(Job):
Find each line with the word "ἐπιπερῆται" and copy it.

(Supplied data):
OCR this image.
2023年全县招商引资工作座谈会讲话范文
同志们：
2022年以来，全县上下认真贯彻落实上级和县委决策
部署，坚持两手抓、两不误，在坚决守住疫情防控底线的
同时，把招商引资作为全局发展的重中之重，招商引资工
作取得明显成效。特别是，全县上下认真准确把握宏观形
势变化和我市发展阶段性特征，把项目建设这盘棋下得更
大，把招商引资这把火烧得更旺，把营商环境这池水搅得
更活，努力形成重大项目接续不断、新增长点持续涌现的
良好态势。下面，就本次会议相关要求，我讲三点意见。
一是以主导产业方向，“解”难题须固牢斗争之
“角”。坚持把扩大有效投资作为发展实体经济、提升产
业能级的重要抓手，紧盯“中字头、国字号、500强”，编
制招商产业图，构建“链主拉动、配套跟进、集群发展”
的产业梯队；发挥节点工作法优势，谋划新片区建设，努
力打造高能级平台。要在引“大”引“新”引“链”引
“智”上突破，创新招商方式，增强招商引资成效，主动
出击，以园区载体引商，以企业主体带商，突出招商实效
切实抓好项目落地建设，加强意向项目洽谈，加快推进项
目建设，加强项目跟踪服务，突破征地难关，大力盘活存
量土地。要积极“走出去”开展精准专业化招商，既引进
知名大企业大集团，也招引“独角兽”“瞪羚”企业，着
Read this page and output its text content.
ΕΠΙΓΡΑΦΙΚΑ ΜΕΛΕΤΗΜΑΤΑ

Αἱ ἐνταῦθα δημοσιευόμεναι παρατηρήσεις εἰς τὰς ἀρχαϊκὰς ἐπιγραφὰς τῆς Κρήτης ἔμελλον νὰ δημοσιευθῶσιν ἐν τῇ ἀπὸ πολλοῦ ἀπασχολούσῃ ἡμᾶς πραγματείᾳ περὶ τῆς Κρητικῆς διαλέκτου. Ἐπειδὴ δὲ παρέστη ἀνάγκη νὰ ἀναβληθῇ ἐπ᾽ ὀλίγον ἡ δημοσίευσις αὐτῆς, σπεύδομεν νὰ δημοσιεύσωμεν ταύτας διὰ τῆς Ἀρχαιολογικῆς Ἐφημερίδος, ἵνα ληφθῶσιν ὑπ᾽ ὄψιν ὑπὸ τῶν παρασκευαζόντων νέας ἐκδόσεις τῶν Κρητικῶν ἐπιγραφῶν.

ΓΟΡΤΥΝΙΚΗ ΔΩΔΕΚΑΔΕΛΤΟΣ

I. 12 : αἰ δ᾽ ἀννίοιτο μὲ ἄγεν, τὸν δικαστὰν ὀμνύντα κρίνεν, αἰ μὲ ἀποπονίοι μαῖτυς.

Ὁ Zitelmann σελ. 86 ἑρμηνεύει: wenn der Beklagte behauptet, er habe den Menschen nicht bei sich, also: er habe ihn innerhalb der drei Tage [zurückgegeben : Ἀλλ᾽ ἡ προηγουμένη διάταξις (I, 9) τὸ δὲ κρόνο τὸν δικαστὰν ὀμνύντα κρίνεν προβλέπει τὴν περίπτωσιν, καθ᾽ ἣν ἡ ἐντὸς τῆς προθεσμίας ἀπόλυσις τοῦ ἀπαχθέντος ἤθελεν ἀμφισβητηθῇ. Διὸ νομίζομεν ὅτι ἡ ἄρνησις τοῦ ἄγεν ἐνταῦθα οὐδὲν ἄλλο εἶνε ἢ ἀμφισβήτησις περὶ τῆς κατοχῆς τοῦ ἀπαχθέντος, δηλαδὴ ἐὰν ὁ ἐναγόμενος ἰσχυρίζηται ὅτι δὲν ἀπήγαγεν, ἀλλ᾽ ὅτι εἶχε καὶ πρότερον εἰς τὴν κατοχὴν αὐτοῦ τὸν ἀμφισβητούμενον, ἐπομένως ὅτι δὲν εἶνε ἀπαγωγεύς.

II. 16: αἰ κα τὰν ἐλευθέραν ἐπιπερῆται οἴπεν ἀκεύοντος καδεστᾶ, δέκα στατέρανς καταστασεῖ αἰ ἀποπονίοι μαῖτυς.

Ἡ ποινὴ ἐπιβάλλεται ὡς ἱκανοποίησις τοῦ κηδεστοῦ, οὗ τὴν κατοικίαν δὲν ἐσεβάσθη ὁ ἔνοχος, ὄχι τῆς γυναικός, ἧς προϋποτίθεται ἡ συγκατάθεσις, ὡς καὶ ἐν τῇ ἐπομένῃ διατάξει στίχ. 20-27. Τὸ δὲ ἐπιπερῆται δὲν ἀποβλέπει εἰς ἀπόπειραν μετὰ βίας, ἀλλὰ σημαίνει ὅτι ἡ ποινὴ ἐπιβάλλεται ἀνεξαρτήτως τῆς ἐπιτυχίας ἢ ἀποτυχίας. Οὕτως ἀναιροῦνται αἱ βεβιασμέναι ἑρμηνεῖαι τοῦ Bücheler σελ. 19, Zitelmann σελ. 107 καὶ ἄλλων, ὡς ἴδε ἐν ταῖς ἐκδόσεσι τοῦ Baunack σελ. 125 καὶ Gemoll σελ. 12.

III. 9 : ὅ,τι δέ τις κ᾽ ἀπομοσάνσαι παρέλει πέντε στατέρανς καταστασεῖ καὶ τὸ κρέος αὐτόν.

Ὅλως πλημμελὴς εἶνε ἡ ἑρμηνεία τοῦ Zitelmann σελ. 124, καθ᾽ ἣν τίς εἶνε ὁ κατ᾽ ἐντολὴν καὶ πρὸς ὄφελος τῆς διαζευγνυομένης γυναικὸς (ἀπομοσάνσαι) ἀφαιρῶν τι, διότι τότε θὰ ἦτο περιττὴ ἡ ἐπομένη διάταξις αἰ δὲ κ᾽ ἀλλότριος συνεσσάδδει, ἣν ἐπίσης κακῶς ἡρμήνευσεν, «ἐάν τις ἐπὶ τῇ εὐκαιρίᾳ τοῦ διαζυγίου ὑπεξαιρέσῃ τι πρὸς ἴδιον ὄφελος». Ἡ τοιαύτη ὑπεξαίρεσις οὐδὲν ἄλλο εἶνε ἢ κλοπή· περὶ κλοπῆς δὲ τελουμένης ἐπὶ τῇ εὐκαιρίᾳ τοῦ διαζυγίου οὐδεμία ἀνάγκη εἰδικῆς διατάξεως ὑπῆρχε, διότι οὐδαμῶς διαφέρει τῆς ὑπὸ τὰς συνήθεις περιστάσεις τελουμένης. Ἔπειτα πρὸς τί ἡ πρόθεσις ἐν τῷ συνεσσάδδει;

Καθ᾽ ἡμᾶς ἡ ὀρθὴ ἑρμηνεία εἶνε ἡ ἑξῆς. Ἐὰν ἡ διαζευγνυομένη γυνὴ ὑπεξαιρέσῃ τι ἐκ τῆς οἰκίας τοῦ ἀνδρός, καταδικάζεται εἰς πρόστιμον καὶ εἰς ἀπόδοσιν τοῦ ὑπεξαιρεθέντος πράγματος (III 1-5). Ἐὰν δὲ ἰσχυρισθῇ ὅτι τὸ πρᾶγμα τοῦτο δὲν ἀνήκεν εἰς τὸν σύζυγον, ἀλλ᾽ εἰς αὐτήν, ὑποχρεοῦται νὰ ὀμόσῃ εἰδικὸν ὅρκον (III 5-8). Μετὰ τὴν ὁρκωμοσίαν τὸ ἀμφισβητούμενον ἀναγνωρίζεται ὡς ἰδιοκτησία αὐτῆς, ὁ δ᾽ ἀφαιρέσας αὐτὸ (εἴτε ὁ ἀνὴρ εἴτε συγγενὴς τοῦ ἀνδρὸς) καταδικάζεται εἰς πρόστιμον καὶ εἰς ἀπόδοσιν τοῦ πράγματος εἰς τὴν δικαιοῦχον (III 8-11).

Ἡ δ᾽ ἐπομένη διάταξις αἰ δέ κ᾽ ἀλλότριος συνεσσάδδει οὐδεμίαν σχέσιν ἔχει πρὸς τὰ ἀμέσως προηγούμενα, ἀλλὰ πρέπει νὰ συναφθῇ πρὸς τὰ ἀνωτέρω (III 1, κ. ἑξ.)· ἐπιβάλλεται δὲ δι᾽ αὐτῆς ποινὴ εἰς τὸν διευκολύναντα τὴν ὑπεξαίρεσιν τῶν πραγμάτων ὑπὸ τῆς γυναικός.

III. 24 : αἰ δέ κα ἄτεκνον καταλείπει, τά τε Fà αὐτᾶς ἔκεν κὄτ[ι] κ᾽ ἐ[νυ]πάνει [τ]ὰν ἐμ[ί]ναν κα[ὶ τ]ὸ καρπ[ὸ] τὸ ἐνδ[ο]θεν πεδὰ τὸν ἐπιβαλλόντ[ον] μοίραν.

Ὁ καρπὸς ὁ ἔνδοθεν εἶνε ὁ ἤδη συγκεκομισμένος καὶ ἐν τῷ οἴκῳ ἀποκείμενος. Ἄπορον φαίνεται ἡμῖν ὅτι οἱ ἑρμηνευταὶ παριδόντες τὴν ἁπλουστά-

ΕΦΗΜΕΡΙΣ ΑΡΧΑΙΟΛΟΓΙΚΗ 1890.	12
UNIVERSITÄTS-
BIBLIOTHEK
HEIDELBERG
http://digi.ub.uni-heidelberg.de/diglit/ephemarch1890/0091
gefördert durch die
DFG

(The response):
II. 16: αἰ κα τὰν ἐλευθέραν ἐπιπερῆται οἴπεν ἀκεύοντος καδεστᾶ, δέκα στατέρανς καταστασεῖ αἰ ἀποπονίοι μαῖτυς.
Ἡ ποινὴ ἐπιβάλλεται ὡς ἱκανοποίησις τοῦ κηδεστοῦ, οὗ τὴν κατοικίαν δὲν ἐσεβάσθη ὁ ἔνοχος, ὄχι τῆς γυναικός, ἧς προϋποτίθεται ἡ συγκατάθεσις, ὡς καὶ ἐν τῇ ἐπομένῃ διατάξει στίχ. 20-27. Τὸ δὲ ἐπιπερῆται δὲν ἀποβλέπει εἰς ἀπόπειραν μετὰ βίας, ἀλλὰ σημαίνει ὅτι ἡ ποινὴ ἐπιβάλλεται ἀνεξαρτήτως τῆς ἐπιτυχίας ἢ ἀποτυχίας. Οὕτως ἀναιροῦνται αἱ βεβιασμέναι ἑρμηνεῖαι τοῦ Bücheler σελ. 19, Zitelmann σελ. 107 καὶ ἄλλων, ὡς ἴδε ἐν ταῖς ἐκδόσεσι τοῦ Baunack σελ. 125 καὶ Gemoll σελ. 12.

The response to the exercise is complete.